*EXCERPTED PASSAGE*:
........

Cross Entropy Loss
Sources:
- Adjrej Karpathy's video Building makemore Part 4: Becoming a Backprop Ninja.
Cross entropy
The cross entropy loss \(L\) of a sample is \[ L = -\sum_{i=1}^C y_{i} \log \left(\hat y_{i}\right) . \]
where \(\hat{y}_i\) is the predicted probability for class \(i\), usually obtained by applying the softmax function to the logit of \(i\), denoted as \(z_i\): \[ \hat y_i = \text{softmax}(z_i) =\frac{e^{z_i}}{\sum_{j=1}^C e^{z_j}} . \]
For classification tasks where there is only one true class for a sample, i.e., \(y_c \in \{0,0, \cdots, 1, 0, \cdots \}\), suppose the index of the true class of the input data point is \(t\), we obtain \[ L=- (0 + \cdots + 0+1 \cdot \log (\hat y_t) + 0 + \cdots+0) = - \log (\hat y_t) \]
Note that, in this case, \(L\) is only related to \(\hat y_t\): \[ \hat{y}_t=\frac{e^{z_t}}{\sum_{j=1}^C e^{z_j}} . \]
Derivation of cross entropy
Question: What is the gradient (more strictly, the derivation) of the cross-entropy loss w.r.t. a logit \(z_k\) ?

........

(Labeled region entries)
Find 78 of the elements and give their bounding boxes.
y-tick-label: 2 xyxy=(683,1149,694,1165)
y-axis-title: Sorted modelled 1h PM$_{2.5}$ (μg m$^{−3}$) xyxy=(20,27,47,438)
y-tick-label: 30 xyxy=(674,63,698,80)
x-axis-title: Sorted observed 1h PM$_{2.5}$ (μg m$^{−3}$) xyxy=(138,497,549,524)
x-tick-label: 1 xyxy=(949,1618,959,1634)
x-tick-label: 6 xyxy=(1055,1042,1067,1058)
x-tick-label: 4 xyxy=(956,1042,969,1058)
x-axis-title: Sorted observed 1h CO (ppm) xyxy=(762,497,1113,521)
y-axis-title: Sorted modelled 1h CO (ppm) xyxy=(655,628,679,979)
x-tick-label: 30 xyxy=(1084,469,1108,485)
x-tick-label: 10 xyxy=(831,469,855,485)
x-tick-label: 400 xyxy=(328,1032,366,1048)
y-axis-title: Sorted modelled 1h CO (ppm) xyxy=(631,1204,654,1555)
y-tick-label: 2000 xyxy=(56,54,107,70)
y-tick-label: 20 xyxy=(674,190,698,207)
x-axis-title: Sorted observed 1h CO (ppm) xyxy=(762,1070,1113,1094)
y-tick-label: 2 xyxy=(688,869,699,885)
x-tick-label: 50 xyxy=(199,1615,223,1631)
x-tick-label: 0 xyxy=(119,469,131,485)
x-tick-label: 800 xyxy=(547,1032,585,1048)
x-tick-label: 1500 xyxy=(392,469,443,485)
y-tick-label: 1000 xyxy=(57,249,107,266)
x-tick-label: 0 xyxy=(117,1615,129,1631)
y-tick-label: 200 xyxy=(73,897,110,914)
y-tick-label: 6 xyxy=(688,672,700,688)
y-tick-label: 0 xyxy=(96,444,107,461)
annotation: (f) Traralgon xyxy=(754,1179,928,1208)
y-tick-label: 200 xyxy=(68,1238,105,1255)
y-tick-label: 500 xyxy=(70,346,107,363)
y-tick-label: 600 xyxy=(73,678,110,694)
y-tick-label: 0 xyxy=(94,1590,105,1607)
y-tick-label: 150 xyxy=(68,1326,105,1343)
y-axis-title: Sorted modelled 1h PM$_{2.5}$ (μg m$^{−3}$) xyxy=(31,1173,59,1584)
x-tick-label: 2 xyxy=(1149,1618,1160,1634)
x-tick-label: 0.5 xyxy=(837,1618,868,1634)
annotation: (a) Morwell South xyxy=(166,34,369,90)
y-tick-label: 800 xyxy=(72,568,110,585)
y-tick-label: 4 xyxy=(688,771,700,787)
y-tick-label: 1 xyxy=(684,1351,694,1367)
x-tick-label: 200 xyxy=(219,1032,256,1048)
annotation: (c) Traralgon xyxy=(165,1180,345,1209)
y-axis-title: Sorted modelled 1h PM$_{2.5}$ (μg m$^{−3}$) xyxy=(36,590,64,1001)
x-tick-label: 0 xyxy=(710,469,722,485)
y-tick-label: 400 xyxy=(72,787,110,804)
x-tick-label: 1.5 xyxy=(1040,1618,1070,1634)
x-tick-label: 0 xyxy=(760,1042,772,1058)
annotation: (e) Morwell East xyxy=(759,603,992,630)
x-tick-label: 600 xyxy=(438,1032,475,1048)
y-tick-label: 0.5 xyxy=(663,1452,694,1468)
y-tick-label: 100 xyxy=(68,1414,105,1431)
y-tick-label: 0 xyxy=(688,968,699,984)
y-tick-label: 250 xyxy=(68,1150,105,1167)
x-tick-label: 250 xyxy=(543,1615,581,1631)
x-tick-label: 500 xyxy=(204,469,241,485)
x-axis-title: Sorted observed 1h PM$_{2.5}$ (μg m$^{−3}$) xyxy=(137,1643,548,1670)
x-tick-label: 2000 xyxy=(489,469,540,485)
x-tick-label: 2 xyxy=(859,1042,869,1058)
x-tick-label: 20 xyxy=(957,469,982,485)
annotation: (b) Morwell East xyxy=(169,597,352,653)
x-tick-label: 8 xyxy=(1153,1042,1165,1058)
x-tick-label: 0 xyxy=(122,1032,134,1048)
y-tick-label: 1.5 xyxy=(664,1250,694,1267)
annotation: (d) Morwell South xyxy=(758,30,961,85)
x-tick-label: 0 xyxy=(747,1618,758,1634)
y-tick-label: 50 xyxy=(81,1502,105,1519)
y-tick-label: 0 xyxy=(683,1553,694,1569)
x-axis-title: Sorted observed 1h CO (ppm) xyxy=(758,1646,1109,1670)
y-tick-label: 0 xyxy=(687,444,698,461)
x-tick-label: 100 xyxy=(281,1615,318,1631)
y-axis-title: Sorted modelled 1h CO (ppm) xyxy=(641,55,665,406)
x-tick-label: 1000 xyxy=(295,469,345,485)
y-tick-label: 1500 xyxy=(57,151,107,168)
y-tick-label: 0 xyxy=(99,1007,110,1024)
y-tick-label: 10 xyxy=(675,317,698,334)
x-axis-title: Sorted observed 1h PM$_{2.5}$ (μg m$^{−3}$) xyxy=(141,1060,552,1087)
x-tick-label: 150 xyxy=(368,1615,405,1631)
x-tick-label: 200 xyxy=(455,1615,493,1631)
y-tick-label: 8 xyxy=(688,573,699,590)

........

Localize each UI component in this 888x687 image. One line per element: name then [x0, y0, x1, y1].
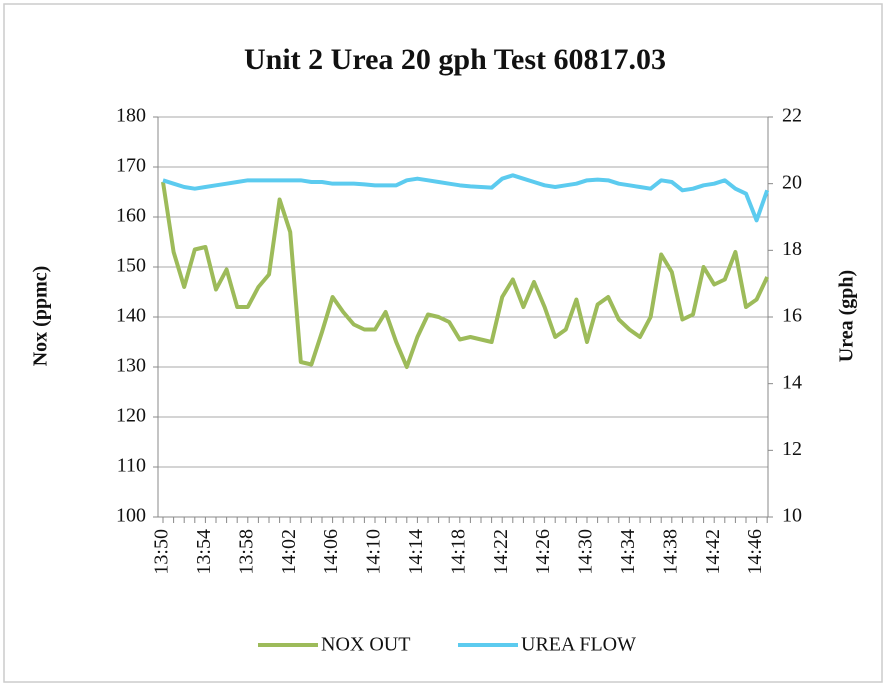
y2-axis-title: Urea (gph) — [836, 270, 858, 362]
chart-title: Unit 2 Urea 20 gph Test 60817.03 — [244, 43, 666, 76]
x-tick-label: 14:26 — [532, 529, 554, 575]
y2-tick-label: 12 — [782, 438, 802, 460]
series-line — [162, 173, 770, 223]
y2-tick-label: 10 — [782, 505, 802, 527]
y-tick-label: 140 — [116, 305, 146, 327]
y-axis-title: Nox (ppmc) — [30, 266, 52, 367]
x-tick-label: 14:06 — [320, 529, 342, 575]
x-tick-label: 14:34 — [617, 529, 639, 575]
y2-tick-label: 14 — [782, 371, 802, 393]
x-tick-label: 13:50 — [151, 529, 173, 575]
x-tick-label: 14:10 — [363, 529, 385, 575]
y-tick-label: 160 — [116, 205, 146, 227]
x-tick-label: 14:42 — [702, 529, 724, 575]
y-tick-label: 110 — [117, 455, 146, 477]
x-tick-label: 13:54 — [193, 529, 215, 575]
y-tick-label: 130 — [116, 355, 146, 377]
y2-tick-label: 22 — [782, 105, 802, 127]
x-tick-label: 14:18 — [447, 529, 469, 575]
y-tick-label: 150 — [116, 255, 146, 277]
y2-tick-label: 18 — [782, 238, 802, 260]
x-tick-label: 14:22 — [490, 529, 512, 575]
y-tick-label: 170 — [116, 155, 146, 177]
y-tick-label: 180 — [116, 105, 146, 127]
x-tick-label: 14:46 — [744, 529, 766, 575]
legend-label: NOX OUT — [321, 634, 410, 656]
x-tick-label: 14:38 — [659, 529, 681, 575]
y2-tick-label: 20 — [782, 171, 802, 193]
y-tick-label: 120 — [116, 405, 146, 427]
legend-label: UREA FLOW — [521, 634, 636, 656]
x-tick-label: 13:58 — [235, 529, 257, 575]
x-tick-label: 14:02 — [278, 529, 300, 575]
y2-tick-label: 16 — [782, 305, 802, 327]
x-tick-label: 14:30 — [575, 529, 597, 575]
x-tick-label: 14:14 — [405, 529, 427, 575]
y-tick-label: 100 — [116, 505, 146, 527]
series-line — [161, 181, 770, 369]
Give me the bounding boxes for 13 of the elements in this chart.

........

*JOBS*:
**1.** Answer these questions using the text on cross entropy loss:
(a) Which function is usually applied to a class's logit to get its predicted probability?
(b) Which letter stands for the index of the true class of the input data point?
(c) What does the loss reduce to when a sample has only one true class?
**2.** Echo the part of the listing that opens with the line containing "Find 78 of the" and closes with the line containing "x-tick-label: 0 xyxy=(760,1042,772,1058)", including both of those lines.
The cross entropy text and the listing have no connection to each other.

*TASK-BY-TASK RESULTS*:
**1.**
(a) The softmax function.
(b) \(t\).
(c) \(L = -\log(\hat y_t)\).

**2.**
Find 78 of the elements and give their bounding boxes.
y-tick-label: 2 xyxy=(683,1149,694,1165)
y-axis-title: Sorted modelled 1h PM$_{2.5}$ (μg m$^{−3}$) xyxy=(20,27,47,438)
y-tick-label: 30 xyxy=(674,63,698,80)
x-axis-title: Sorted observed 1h PM$_{2.5}$ (μg m$^{−3}$) xyxy=(138,497,549,524)
x-tick-label: 1 xyxy=(949,1618,959,1634)
x-tick-label: 6 xyxy=(1055,1042,1067,1058)
x-tick-label: 4 xyxy=(956,1042,969,1058)
x-axis-title: Sorted observed 1h CO (ppm) xyxy=(762,497,1113,521)
y-axis-title: Sorted modelled 1h CO (ppm) xyxy=(655,628,679,979)
x-tick-label: 30 xyxy=(1084,469,1108,485)
x-tick-label: 10 xyxy=(831,469,855,485)
x-tick-label: 400 xyxy=(328,1032,366,1048)
y-axis-title: Sorted modelled 1h CO (ppm) xyxy=(631,1204,654,1555)
y-tick-label: 2000 xyxy=(56,54,107,70)
y-tick-label: 20 xyxy=(674,190,698,207)
x-axis-title: Sorted observed 1h CO (ppm) xyxy=(762,1070,1113,1094)
y-tick-label: 2 xyxy=(688,869,699,885)
x-tick-label: 50 xyxy=(199,1615,223,1631)
x-tick-label: 0 xyxy=(119,469,131,485)
x-tick-label: 800 xyxy=(547,1032,585,1048)
x-tick-label: 1500 xyxy=(392,469,443,485)
y-tick-label: 1000 xyxy=(57,249,107,266)
x-tick-label: 0 xyxy=(117,1615,129,1631)
y-tick-label: 200 xyxy=(73,897,110,914)
y-tick-label: 6 xyxy=(688,672,700,688)
y-tick-label: 0 xyxy=(96,444,107,461)
annotation: (f) Traralgon xyxy=(754,1179,928,1208)
y-tick-label: 200 xyxy=(68,1238,105,1255)
y-tick-label: 500 xyxy=(70,346,107,363)
y-tick-label: 600 xyxy=(73,678,110,694)
y-tick-label: 0 xyxy=(94,1590,105,1607)
y-tick-label: 150 xyxy=(68,1326,105,1343)
y-axis-title: Sorted modelled 1h PM$_{2.5}$ (μg m$^{−3}$) xyxy=(31,1173,59,1584)
x-tick-label: 2 xyxy=(1149,1618,1160,1634)
x-tick-label: 0.5 xyxy=(837,1618,868,1634)
annotation: (a) Morwell South xyxy=(166,34,369,90)
y-tick-label: 800 xyxy=(72,568,110,585)
y-tick-label: 4 xyxy=(688,771,700,787)
y-tick-label: 1 xyxy=(684,1351,694,1367)
x-tick-label: 200 xyxy=(219,1032,256,1048)
annotation: (c) Traralgon xyxy=(165,1180,345,1209)
y-axis-title: Sorted modelled 1h PM$_{2.5}$ (μg m$^{−3}$) xyxy=(36,590,64,1001)
x-tick-label: 0 xyxy=(710,469,722,485)
y-tick-label: 400 xyxy=(72,787,110,804)
x-tick-label: 1.5 xyxy=(1040,1618,1070,1634)
x-tick-label: 0 xyxy=(760,1042,772,1058)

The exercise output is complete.